RECORDS FOR THIS EXERCISE Block Start
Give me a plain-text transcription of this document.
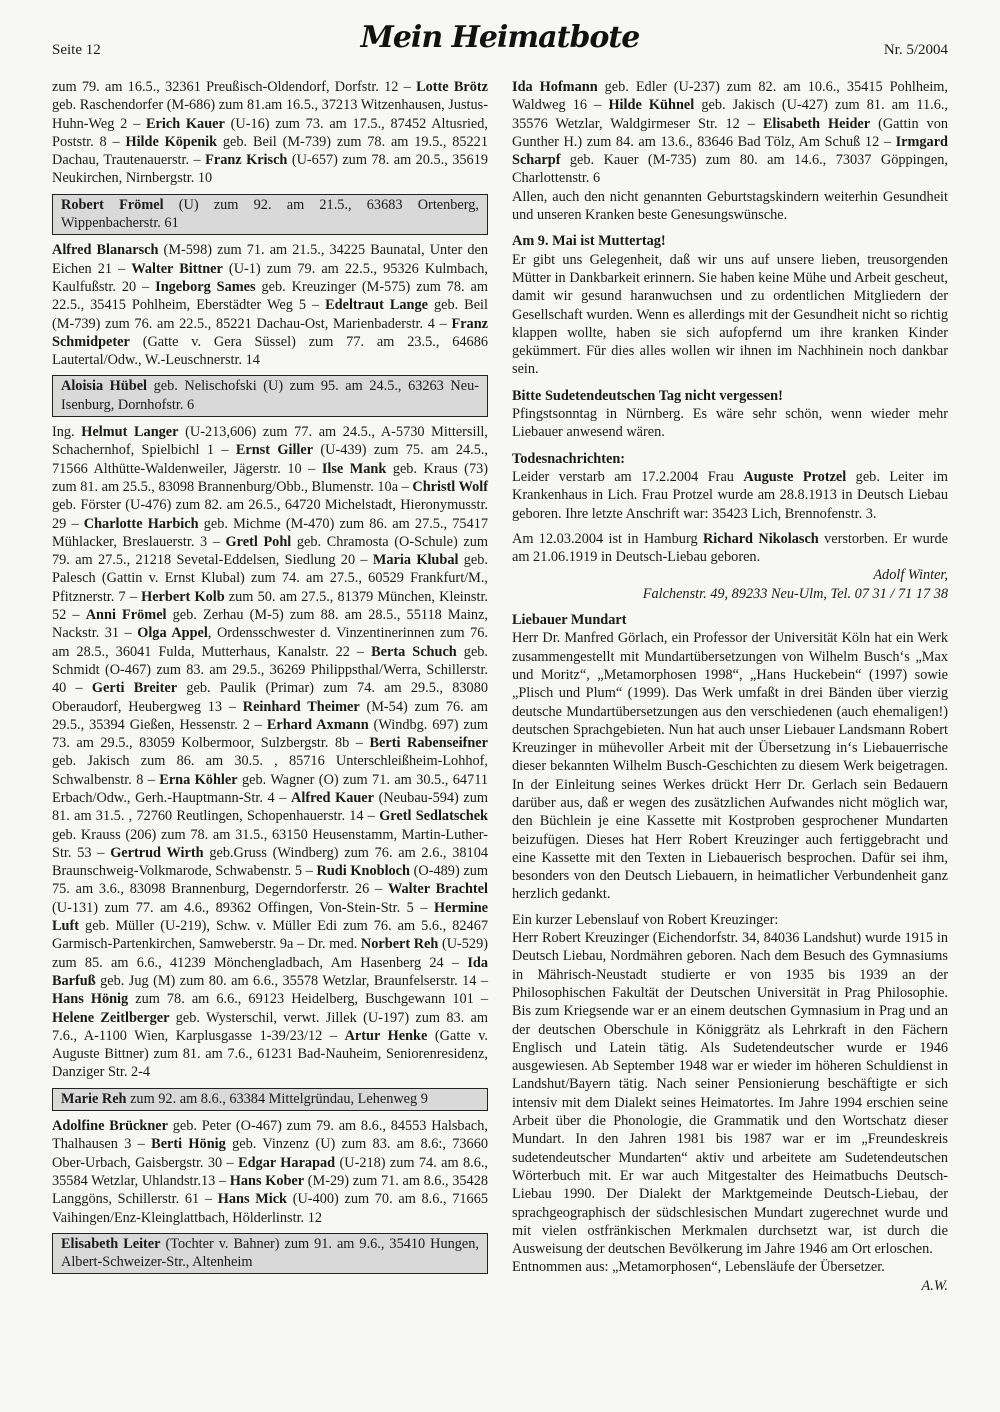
Seite 12	Mein Heimatbote	Nr. 5/2004

zum 79. am 16.5., 32361 Preußisch-Oldendorf, Dorfstr. 12 – Lotte Brötz geb. Raschendorfer (M-686) zum 81.am 16.5., 37213 Witzenhausen, Justus-Huhn-Weg 2 – Erich Kauer (U-16) zum 73. am 17.5., 87452 Altusried, Poststr. 8 – Hilde Köpenik geb. Beil (M-739) zum 78. am 19.5., 85221 Dachau, Trautenauerstr. – Franz Krisch (U-657) zum 78. am 20.5., 35619 Neukirchen, Nirnbergstr. 10

Robert Frömel (U) zum 92. am 21.5., 63683 Ortenberg, Wippenbacherstr. 61

Alfred Blanarsch (M-598) zum 71. am 21.5., 34225 Baunatal, Unter den Eichen 21 – Walter Bittner (U-1) zum 79. am 22.5., 95326 Kulmbach, Kaulfußstr. 20 – Ingeborg Sames geb. Kreuzinger (M-575) zum 78. am 22.5., 35415 Pohlheim, Eberstädter Weg 5 – Edeltraut Lange geb. Beil (M-739) zum 76. am 22.5., 85221 Dachau-Ost, Marienbaderstr. 4 – Franz Schmidpeter (Gatte v. Gera Süssel) zum 77. am 23.5., 64686 Lautertal/Odw., W.-Leuschnerstr. 14

Aloisia Hübel geb. Nelischofski (U) zum 95. am 24.5., 63263 Neu-Isenburg, Dornhofstr. 6

Ing. Helmut Langer (U-213,606) zum 77. am 24.5., A-5730 Mittersill, Schachernhof, Spielbichl 1 – Ernst Giller (U-439) zum 75. am 24.5., 71566 Althütte-Waldenweiler, Jägerstr. 10 – Ilse Mank geb. Kraus (73) zum 81. am 25.5., 83098 Brannenburg/Obb., Blumenstr. 10a – Christl Wolf geb. Förster (U-476) zum 82. am 26.5., 64720 Michelstadt, Hieronymusstr. 29 – Charlotte Harbich geb. Michme (M-470) zum 86. am 27.5., 75417 Mühlacker, Breslauerstr. 3 – Gretl Pohl geb. Chramosta (O-Schule) zum 79. am 27.5., 21218 Sevetal-Eddelsen, Siedlung 20 – Maria Klubal geb. Palesch (Gattin v. Ernst Klubal) zum 74. am 27.5., 60529 Frankfurt/M., Pfitznerstr. 7 – Herbert Kolb zum 50. am 27.5., 81379 München, Kleinstr. 52 – Anni Frömel geb. Zerhau (M-5) zum 88. am 28.5., 55118 Mainz, Nackstr. 31 – Olga Appel, Ordensschwester d. Vinzentinerinnen zum 76. am 28.5., 36041 Fulda, Mutterhaus, Kanalstr. 22 – Berta Schuch geb. Schmidt (O-467) zum 83. am 29.5., 36269 Philippsthal/Werra, Schillerstr. 40 – Gerti Breiter geb. Paulik (Primar) zum 74. am 29.5., 83080 Oberaudorf, Heubergweg 13 – Reinhard Theimer (M-54) zum 76. am 29.5., 35394 Gießen, Hessenstr. 2 – Erhard Axmann (Windbg. 697) zum 73. am 29.5., 83059 Kolbermoor, Sulzbergstr. 8b – Berti Rabenseifner geb. Jakisch zum 86. am 30.5. , 85716 Unterschleißheim-Lohhof, Schwalbenstr. 8 – Erna Köhler geb. Wagner (O) zum 71. am 30.5., 64711 Erbach/Odw., Gerh.-Hauptmann-Str. 4 – Alfred Kauer (Neubau-594) zum 81. am 31.5. , 72760 Reutlingen, Schopenhauerstr. 14 – Gretl Sedlatschek geb. Krauss (206) zum 78. am 31.5., 63150 Heusenstamm, Martin-Luther-Str. 53 – Gertrud Wirth geb.Gruss (Windberg) zum 76. am 2.6., 38104 Braunschweig-Volkmarode, Schwabenstr. 5 – Rudi Knobloch (O-489) zum 75. am 3.6., 83098 Brannenburg, Degerndorferstr. 26 – Walter Brachtel (U-131) zum 77. am 4.6., 89362 Offingen, Von-Stein-Str. 5 – Hermine Luft geb. Müller (U-219), Schw. v. Müller Edi zum 76. am 5.6., 82467 Garmisch-Partenkirchen, Samweberstr. 9a – Dr. med. Norbert Reh (U-529) zum 85. am 6.6., 41239 Mönchengladbach, Am Hasenberg 24 – Ida Barfuß geb. Jug (M) zum 80. am 6.6., 35578 Wetzlar, Braunfelserstr. 14 – Hans Hönig zum 78. am 6.6., 69123 Heidelberg, Buschgewann 101 – Helene Zeitlberger geb. Wysterschil, verwt. Jillek (U-197) zum 83. am 7.6., A-1100 Wien, Karplusgasse 1-39/23/12 – Artur Henke (Gatte v. Auguste Bittner) zum 81. am 7.6., 61231 Bad-Nauheim, Seniorenresidenz, Danziger Str. 2-4

Marie Reh zum 92. am 8.6., 63384 Mittelgründau, Lehenweg 9

Adolfine Brückner geb. Peter (O-467) zum 79. am 8.6., 84553 Halsbach, Thalhausen 3 – Berti Hönig geb. Vinzenz (U) zum 83. am 8.6:, 73660 Ober-Urbach, Gaisbergstr. 30 – Edgar Harapad (U-218) zum 74. am 8.6., 35584 Wetzlar, Uhlandstr.13 – Hans Kober (M-29) zum 71. am 8.6., 35428 Langgöns, Schillerstr. 61 – Hans Mick (U-400) zum 70. am 8.6., 71665 Vaihingen/Enz-Kleinglattbach, Hölderlinstr. 12

Elisabeth Leiter (Tochter v. Bahner) zum 91. am 9.6., 35410 Hungen, Albert-Schweizer-Str., Altenheim

Ida Hofmann geb. Edler (U-237) zum 82. am 10.6., 35415 Pohlheim, Waldweg 16 – Hilde Kühnel geb. Jakisch (U-427) zum 81. am 11.6., 35576 Wetzlar, Waldgirmeser Str. 12 – Elisabeth Heider (Gattin von Gunther H.) zum 84. am 13.6., 83646 Bad Tölz, Am Schuß 12 – Irmgard Scharpf geb. Kauer (M-735) zum 80. am 14.6., 73037 Göppingen, Charlottenstr. 6

Allen, auch den nicht genannten Geburtstagskindern weiterhin Gesundheit und unseren Kranken beste Genesungswünsche.

Am 9. Mai ist Muttertag!

Er gibt uns Gelegenheit, daß wir uns auf unsere lieben, treusorgenden Mütter in Dankbarkeit erinnern. Sie haben keine Mühe und Arbeit gescheut, damit wir gesund haranwuchsen und zu ordentlichen Mitgliedern der Gesellschaft wurden. Wenn es allerdings mit der Gesundheit nicht so richtig klappen wollte, haben sie sich aufopfernd um ihre kranken Kinder gekümmert. Für dies alles wollen wir ihnen im Nachhinein noch dankbar sein.

Bitte Sudetendeutschen Tag nicht vergessen!

Pfingstsonntag in Nürnberg. Es wäre sehr schön, wenn wieder mehr Liebauer anwesend wären.

Todesnachrichten:

Leider verstarb am 17.2.2004 Frau Auguste Protzel geb. Leiter im Krankenhaus in Lich. Frau Protzel wurde am 28.8.1913 in Deutsch Liebau geboren. Ihre letzte Anschrift war: 35423 Lich, Brennofenstr. 3.

Am 12.03.2004 ist in Hamburg Richard Nikolasch verstorben. Er wurde am 21.06.1919 in Deutsch-Liebau geboren.

Adolf Winter,
Falchenstr. 49, 89233 Neu-Ulm, Tel. 07 31 / 71 17 38
Liebauer Mundart

Herr Dr. Manfred Görlach, ein Professor der Universität Köln hat ein Werk zusammengestellt mit Mundartübersetzungen von Wilhelm Busch‘s „Max und Moritz“, „Metamorphosen 1998“, „Hans Huckebein“ (1997) sowie „Plisch und Plum“ (1999). Das Werk umfaßt in drei Bänden über vierzig deutsche Mundartübersetzungen aus den verschiedenen (auch ehemaligen!) deutschen Sprachgebieten. Nun hat auch unser Liebauer Landsmann Robert Kreuzinger in mühevoller Arbeit mit der Übersetzung in‘s Liebauerrische dieser bekannten Wilhelm Busch-Geschichten zu diesem Werk beigetragen. In der Einleitung seines Werkes drückt Herr Dr. Gerlach sein Bedauern darüber aus, daß er wegen des zusätzlichen Aufwandes nicht möglich war, den Büchlein je eine Kassette mit Kostproben gesprochener Mundarten beizufügen. Dieses hat Herr Robert Kreuzinger auch fertiggebracht und eine Kassette mit den Texten in Liebauerisch besprochen. Dafür sei ihm, besonders von den Deutsch Liebauern, in heimatlicher Verbundenheit ganz herzlich gedankt.

Ein kurzer Lebenslauf von Robert Kreuzinger:

Herr Robert Kreuzinger (Eichendorfstr. 34, 84036 Landshut) wurde 1915 in Deutsch Liebau, Nordmähren geboren. Nach dem Besuch des Gymnasiums in Mährisch-Neustadt studierte er von 1935 bis 1939 an der Philosophischen Fakultät der Deutschen Universität in Prag Philosophie. Bis zum Kriegsende war er an einem deutschen Gymnasium in Prag und an der deutschen Oberschule in Königgrätz als Lehrkraft in den Fächern Englisch und Latein tätig. Als Sudetendeutscher wurde er 1946 ausgewiesen. Ab September 1948 war er wieder im höheren Schuldienst in Landshut/Bayern tätig. Nach seiner Pensionierung beschäftigte er sich intensiv mit dem Dialekt seines Heimatortes. Im Jahre 1994 erschien seine Arbeit über die Phonologie, die Grammatik und den Wortschatz dieser Mundart. In den Jahren 1981 bis 1987 war er im „Freundeskreis sudetendeutscher Mundarten“ aktiv und arbeitete am Sudetendeutschen Wörterbuch mit. Er war auch Mitgestalter des Heimatbuchs Deutsch-Liebau 1990. Der Dialekt der Marktgemeinde Deutsch-Liebau, der sprachgeographisch der südschlesischen Mundart zugerechnet wurde und mit vielen ostfränkischen Merkmalen durchsetzt war, ist durch die Ausweisung der deutschen Bevölkerung im Jahre 1946 am Ort erloschen.

Entnommen aus: „Metamorphosen“, Lebensläufe der Übersetzer.

A.W.
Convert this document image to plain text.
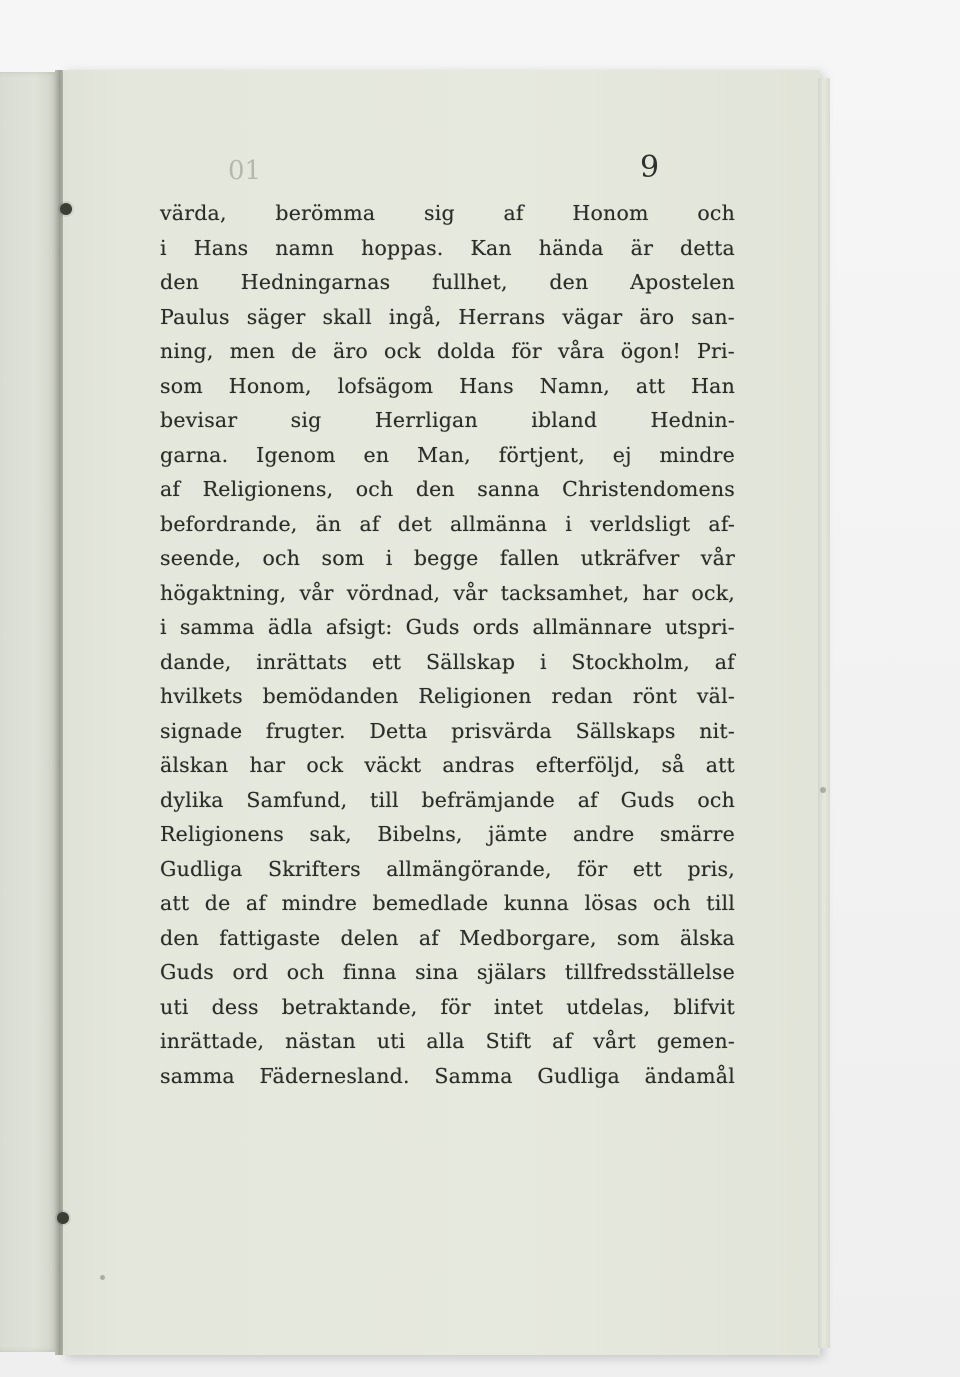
01	9
värda, berömma sig af Honom och
i Hans namn hoppas. Kan hända är detta
den Hedningarnas fullhet, den Apostelen
Paulus säger skall ingå, Herrans vägar äro san-
ning, men de äro ock dolda för våra ögon! Pri-
som Honom, lofsägom Hans Namn, att Han
bevisar	sig	Herrligan	ibland	Hednin-
garna. Igenom en Man, förtjent, ej mindre
af Religionens, och den sanna Christendomens
befordrande, än af det allmänna i verldsligt af-
seende, och som i begge fallen utkräfver vår
högaktning, vår vördnad, vår tacksamhet, har ock,
i samma ädla afsigt: Guds ords allmännare utspri-
dande, inrättats ett Sällskap i Stockholm, af
hvilkets bemödanden Religionen redan rönt väl-
signade frugter. Detta prisvärda Sällskaps nit-
älskan har ock väckt andras efterföljd, så att
dylika Samfund, till befrämjande af Guds och
Religionens sak, Bibelns, jämte andre smärre
Gudliga Skrifters allmängörande, för ett pris,
att de af mindre bemedlade kunna lösas och till
den fattigaste delen af Medborgare, som älska
Guds ord och finna sina själars tillfredsställelse
uti dess betraktande, för intet utdelas, blifvit
inrättade, nästan uti alla Stift af vårt gemen-
samma Fädernesland. Samma Gudliga ändamål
RECORDS FOR THIS EXERCISE Block End
→ EXERCISE DESCRIPTION:
The answer must consist of every line from the entries above that contains "Elisabeth".

→ TASK ANSWER:
Elisabeth Leiter (Tochter v. Bahner) zum 91. am 9.6., 35410 Hungen, Albert-Schweizer-Str., Altenheim
Ida Hofmann geb. Edler (U-237) zum 82. am 10.6., 35415 Pohlheim, Waldweg 16 – Hilde Kühnel geb. Jakisch (U-427) zum 81. am 11.6., 35576 Wetzlar, Waldgirmeser Str. 12 – Elisabeth Heider (Gattin von Gunther H.) zum 84. am 13.6., 83646 Bad Tölz, Am Schuß 12 – Irmgard Scharpf geb. Kauer (M-735) zum 80. am 14.6., 73037 Göppingen, Charlottenstr. 6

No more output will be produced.